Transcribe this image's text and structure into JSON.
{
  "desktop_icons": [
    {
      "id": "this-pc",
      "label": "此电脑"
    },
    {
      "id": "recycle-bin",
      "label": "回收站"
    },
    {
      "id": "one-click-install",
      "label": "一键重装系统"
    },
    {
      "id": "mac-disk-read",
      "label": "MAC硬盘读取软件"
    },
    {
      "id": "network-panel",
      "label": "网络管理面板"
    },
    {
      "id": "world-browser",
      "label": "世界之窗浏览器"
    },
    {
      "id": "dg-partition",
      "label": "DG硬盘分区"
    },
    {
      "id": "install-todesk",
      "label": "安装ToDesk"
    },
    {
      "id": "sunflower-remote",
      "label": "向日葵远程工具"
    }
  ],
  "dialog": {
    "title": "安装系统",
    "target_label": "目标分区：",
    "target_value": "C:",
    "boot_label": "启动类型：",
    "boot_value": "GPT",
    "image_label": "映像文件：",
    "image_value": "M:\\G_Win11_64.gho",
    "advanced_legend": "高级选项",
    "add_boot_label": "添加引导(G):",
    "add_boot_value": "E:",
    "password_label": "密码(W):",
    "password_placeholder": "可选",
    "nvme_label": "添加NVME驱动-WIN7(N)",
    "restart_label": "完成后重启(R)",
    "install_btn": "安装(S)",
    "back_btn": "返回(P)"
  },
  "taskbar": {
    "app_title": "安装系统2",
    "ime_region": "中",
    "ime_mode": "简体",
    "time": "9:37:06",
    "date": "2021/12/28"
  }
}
++++++++++
§ **WRITTEN TASK**
Write down every line of the data exactly as it appears above.

§ **IN RESPONSE**
Transcribe this image's text and structure into JSON.
{
  "desktop_icons": [
    {
      "id": "this-pc",
      "label": "此电脑"
    },
    {
      "id": "recycle-bin",
      "label": "回收站"
    },
    {
      "id": "one-click-install",
      "label": "一键重装系统"
    },
    {
      "id": "mac-disk-read",
      "label": "MAC硬盘读取软件"
    },
    {
      "id": "network-panel",
      "label": "网络管理面板"
    },
    {
      "id": "world-browser",
      "label": "世界之窗浏览器"
    },
    {
      "id": "dg-partition",
      "label": "DG硬盘分区"
    },
    {
      "id": "install-todesk",
      "label": "安装ToDesk"
    },
    {
      "id": "sunflower-remote",
      "label": "向日葵远程工具"
    }
  ],
  "dialog": {
    "title": "安装系统",
    "target_label": "目标分区：",
    "target_value": "C:",
    "boot_label": "启动类型：",
    "boot_value": "GPT",
    "image_label": "映像文件：",
    "image_value": "M:\\G_Win11_64.gho",
    "advanced_legend": "高级选项",
    "add_boot_label": "添加引导(G):",
    "add_boot_value": "E:",
    "password_label": "密码(W):",
    "password_placeholder": "可选",
    "nvme_label": "添加NVME驱动-WIN7(N)",
    "restart_label": "完成后重启(R)",
    "install_btn": "安装(S)",
    "back_btn": "返回(P)"
  },
  "taskbar": {
    "app_title": "安装系统2",
    "ime_region": "中",
    "ime_mode": "简体",
    "time": "9:37:06",
    "date": "2021/12/28"
  }
}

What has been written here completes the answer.